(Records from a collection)
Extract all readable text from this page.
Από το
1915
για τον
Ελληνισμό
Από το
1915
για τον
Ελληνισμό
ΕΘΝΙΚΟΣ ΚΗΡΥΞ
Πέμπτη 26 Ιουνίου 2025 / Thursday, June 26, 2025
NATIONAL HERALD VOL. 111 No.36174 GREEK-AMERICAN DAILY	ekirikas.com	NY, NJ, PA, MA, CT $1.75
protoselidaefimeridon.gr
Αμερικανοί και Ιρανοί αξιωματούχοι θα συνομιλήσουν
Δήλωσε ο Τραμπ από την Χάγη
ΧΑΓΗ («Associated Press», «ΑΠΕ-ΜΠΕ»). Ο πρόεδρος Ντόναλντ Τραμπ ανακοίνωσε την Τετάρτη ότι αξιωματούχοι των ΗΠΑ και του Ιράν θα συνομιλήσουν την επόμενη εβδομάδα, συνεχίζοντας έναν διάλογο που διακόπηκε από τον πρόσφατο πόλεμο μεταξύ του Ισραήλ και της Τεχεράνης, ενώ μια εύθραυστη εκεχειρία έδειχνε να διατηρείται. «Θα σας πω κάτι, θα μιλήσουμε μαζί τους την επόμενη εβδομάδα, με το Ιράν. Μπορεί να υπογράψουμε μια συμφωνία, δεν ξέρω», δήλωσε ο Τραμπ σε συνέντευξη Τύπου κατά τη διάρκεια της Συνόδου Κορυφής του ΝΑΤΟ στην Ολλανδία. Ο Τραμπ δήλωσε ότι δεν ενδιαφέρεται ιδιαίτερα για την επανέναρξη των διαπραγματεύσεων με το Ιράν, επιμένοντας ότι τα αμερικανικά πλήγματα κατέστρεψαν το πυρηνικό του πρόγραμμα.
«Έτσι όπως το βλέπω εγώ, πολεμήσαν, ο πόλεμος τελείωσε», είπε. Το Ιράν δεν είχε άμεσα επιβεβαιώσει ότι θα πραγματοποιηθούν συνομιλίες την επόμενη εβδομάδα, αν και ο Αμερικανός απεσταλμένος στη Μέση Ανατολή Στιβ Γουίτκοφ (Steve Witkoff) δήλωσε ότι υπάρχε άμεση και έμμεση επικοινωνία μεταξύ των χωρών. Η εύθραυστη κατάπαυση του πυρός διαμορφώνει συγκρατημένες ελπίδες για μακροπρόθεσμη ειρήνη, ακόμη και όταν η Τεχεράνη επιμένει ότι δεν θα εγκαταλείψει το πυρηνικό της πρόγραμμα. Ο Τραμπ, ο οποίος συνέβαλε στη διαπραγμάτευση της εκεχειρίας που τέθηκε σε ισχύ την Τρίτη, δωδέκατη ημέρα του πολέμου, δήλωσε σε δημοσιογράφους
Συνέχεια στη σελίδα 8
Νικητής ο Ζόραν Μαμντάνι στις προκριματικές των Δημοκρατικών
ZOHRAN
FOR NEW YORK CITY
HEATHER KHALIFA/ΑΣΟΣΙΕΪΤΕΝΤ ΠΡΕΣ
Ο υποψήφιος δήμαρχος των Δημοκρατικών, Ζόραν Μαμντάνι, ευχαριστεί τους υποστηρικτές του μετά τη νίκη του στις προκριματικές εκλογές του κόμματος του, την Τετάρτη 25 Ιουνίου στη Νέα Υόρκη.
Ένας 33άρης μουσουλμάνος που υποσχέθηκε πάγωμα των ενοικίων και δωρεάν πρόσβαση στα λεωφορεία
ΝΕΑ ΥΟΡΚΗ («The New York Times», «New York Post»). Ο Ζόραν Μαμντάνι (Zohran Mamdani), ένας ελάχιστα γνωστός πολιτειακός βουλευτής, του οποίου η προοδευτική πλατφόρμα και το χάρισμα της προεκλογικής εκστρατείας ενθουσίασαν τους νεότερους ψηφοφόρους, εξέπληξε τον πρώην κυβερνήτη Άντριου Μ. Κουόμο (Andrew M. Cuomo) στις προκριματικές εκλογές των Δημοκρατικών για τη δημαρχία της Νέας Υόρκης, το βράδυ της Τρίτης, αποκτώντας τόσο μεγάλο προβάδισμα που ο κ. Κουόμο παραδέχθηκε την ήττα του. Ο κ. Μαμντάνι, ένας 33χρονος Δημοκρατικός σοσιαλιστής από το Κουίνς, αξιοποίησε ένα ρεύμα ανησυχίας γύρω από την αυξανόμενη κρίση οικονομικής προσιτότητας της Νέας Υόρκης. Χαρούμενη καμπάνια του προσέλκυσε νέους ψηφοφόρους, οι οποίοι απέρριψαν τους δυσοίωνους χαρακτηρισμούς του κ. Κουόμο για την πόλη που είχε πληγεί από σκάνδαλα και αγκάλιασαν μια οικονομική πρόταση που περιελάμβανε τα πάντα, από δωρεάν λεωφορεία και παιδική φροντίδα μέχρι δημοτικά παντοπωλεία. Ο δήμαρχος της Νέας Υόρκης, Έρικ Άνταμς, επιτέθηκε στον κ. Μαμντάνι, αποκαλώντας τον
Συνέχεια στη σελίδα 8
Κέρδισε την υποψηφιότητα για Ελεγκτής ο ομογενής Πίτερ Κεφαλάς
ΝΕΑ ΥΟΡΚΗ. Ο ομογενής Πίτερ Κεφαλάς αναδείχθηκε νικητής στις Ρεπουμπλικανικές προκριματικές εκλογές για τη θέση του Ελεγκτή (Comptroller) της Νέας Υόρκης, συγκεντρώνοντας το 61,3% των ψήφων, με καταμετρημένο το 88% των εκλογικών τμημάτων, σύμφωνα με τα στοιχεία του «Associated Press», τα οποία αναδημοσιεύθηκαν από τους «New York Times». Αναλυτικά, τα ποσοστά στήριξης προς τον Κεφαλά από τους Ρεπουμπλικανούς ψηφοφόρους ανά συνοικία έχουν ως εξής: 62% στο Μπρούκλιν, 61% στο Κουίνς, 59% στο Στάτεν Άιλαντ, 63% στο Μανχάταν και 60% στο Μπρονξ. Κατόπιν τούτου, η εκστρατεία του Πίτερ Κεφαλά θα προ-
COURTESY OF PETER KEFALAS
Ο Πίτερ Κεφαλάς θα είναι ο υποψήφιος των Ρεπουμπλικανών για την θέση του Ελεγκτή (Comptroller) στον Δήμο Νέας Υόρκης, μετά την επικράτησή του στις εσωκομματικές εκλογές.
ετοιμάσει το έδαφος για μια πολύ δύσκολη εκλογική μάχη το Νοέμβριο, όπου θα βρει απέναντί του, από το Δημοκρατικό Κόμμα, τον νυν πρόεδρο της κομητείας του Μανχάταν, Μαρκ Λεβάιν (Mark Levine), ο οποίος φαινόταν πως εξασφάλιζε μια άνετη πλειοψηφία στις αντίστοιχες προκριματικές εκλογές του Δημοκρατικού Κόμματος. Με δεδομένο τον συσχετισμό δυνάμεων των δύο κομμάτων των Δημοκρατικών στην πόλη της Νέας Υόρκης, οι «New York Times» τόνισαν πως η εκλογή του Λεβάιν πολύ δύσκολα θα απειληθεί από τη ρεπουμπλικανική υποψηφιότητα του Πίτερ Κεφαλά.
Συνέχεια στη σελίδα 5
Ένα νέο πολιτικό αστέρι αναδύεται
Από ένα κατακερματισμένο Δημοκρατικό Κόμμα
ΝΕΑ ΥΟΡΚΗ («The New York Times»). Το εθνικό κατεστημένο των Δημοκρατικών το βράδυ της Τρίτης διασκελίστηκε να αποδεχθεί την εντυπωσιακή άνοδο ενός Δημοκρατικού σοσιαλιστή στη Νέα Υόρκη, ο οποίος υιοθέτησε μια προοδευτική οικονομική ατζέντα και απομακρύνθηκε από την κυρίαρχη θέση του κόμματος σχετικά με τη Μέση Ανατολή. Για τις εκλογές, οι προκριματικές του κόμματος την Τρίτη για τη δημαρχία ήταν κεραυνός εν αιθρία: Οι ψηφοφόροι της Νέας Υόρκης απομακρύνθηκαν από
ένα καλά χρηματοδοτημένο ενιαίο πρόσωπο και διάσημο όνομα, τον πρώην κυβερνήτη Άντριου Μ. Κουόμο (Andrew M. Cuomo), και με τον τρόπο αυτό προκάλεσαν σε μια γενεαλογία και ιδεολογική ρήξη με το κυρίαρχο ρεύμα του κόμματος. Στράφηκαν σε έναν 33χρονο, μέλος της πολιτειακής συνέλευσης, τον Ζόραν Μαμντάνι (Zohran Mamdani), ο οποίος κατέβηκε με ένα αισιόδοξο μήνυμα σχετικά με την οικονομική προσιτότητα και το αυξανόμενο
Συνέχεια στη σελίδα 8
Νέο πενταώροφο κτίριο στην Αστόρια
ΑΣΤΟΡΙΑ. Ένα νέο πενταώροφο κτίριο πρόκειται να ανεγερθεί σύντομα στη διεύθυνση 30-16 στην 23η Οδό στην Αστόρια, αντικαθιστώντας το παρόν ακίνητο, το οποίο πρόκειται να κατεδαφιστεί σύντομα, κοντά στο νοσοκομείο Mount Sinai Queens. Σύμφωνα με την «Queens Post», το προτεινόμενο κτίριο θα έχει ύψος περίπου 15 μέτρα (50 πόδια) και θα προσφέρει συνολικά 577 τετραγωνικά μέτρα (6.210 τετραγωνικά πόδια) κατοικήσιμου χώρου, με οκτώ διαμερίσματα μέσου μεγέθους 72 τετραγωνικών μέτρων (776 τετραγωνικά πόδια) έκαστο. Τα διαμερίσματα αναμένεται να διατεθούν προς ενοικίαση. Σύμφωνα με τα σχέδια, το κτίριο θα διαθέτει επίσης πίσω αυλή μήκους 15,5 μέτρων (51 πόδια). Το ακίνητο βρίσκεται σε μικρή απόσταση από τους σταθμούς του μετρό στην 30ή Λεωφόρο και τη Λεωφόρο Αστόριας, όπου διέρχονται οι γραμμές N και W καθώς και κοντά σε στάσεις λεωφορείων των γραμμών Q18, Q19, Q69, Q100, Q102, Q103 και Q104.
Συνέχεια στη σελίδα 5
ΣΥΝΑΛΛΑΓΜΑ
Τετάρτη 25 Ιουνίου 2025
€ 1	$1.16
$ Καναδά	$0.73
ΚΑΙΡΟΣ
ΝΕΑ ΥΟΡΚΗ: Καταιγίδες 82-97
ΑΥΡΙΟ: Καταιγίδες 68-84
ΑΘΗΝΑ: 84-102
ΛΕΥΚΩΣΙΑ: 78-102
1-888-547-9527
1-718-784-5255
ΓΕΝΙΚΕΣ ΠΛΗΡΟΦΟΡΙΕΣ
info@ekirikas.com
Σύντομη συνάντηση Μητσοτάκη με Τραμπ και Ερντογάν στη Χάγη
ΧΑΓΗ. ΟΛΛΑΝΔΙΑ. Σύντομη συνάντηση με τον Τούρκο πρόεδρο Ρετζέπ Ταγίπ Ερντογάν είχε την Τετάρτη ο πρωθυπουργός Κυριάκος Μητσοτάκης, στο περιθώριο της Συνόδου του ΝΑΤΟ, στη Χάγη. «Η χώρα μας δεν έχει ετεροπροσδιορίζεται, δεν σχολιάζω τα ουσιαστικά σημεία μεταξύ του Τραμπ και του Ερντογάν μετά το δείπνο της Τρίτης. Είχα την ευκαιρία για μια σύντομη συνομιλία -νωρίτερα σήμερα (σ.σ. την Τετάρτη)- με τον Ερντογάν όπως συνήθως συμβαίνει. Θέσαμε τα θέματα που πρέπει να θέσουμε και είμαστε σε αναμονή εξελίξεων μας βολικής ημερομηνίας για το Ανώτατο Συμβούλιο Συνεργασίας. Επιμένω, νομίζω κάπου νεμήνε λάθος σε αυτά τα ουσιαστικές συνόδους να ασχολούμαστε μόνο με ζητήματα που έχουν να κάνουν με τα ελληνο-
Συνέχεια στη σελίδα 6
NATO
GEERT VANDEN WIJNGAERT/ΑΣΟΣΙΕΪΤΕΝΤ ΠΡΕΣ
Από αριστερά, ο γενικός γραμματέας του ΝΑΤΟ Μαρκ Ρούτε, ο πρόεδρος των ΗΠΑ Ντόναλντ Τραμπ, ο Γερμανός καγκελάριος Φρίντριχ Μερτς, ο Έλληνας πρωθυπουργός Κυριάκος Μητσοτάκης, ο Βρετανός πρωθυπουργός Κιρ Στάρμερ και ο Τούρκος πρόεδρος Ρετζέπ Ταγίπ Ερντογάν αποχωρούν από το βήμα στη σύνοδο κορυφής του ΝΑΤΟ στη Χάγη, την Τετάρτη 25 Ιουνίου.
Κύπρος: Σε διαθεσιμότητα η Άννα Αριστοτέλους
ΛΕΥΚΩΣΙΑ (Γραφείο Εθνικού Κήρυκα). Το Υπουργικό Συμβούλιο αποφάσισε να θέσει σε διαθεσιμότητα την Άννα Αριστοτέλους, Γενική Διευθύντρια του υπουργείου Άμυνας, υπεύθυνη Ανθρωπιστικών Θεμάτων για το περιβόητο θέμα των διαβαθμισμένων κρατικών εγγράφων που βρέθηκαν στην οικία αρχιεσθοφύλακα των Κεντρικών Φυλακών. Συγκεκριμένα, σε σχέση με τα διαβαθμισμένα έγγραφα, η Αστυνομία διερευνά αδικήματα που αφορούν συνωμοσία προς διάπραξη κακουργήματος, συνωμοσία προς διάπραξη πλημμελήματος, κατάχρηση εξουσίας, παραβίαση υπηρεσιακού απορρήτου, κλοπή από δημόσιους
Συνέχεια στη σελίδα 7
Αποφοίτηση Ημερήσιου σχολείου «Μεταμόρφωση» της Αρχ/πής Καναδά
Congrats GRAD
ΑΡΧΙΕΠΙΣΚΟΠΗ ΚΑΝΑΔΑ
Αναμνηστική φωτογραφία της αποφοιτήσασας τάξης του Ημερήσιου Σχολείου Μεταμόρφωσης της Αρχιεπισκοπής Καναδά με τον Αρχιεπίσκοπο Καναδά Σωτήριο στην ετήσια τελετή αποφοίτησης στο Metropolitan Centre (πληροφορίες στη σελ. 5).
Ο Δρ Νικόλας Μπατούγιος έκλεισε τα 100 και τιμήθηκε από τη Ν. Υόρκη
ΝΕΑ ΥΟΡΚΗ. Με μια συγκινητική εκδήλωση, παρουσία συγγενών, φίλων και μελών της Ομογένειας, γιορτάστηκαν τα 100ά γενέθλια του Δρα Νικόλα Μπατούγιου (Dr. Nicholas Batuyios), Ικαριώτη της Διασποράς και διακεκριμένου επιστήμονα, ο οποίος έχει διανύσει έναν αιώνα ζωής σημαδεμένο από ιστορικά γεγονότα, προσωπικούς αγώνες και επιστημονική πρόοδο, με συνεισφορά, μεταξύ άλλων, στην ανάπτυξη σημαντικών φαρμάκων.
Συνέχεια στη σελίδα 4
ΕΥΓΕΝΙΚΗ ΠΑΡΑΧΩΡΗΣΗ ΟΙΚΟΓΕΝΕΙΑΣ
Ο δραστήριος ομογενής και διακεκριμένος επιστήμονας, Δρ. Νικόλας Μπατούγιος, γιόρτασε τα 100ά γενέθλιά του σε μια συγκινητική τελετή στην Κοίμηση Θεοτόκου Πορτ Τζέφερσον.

TO DO =>
Pick out the lines above that hold the string "Press" and show them.

WRITTEN RESPONSE =>
ΧΑΓΗ («Associated Press», «ΑΠΕ-ΜΠΕ»). Ο πρόεδρος Ντόναλντ Τραμπ ανακοίνωσε την Τετάρτη ότι αξιωματούχοι των ΗΠΑ και του Ιράν θα συνομιλήσουν την επόμενη εβδομάδα, συνεχίζοντας έναν διάλογο που διακόπηκε από τον πρόσφατο πόλεμο μεταξύ του Ισραήλ και της Τεχεράνης, ενώ μια εύθραυστη εκεχειρία έδειχνε να διατηρείται. «Θα σας πω κάτι, θα μιλήσουμε μαζί τους την επόμενη εβδομάδα, με το Ιράν. Μπορεί να υπογράψουμε μια συμφωνία, δεν ξέρω», δήλωσε ο Τραμπ σε συνέντευξη Τύπου κατά τη διάρκεια της Συνόδου Κορυφής του ΝΑΤΟ στην Ολλανδία. Ο Τραμπ δήλωσε ότι δεν ενδιαφέρεται ιδιαίτερα για την επανέναρξη των διαπραγματεύσεων με το Ιράν, επιμένοντας ότι τα αμερικανικά πλήγματα κατέστρεψαν το πυρηνικό του πρόγραμμα.
ΝΕΑ ΥΟΡΚΗ. Ο ομογενής Πίτερ Κεφαλάς αναδείχθηκε νικητής στις Ρεπουμπλικανικές προκριματικές εκλογές για τη θέση του Ελεγκτή (Comptroller) της Νέας Υόρκης, συγκεντρώνοντας το 61,3% των ψήφων, με καταμετρημένο το 88% των εκλογικών τμημάτων, σύμφωνα με τα στοιχεία του «Associated Press», τα οποία αναδημοσιεύθηκαν από τους «New York Times». Αναλυτικά, τα ποσοστά στήριξης προς τον Κεφαλά από τους Ρεπουμπλικανούς ψηφοφόρους ανά συνοικία έχουν ως εξής: 62% στο Μπρούκλιν, 61% στο Κουίνς, 59% στο Στάτεν Άιλαντ, 63% στο Μανχάταν και 60% στο Μπρονξ. Κατόπιν τούτου, η εκστρατεία του Πίτερ Κεφαλά θα προ-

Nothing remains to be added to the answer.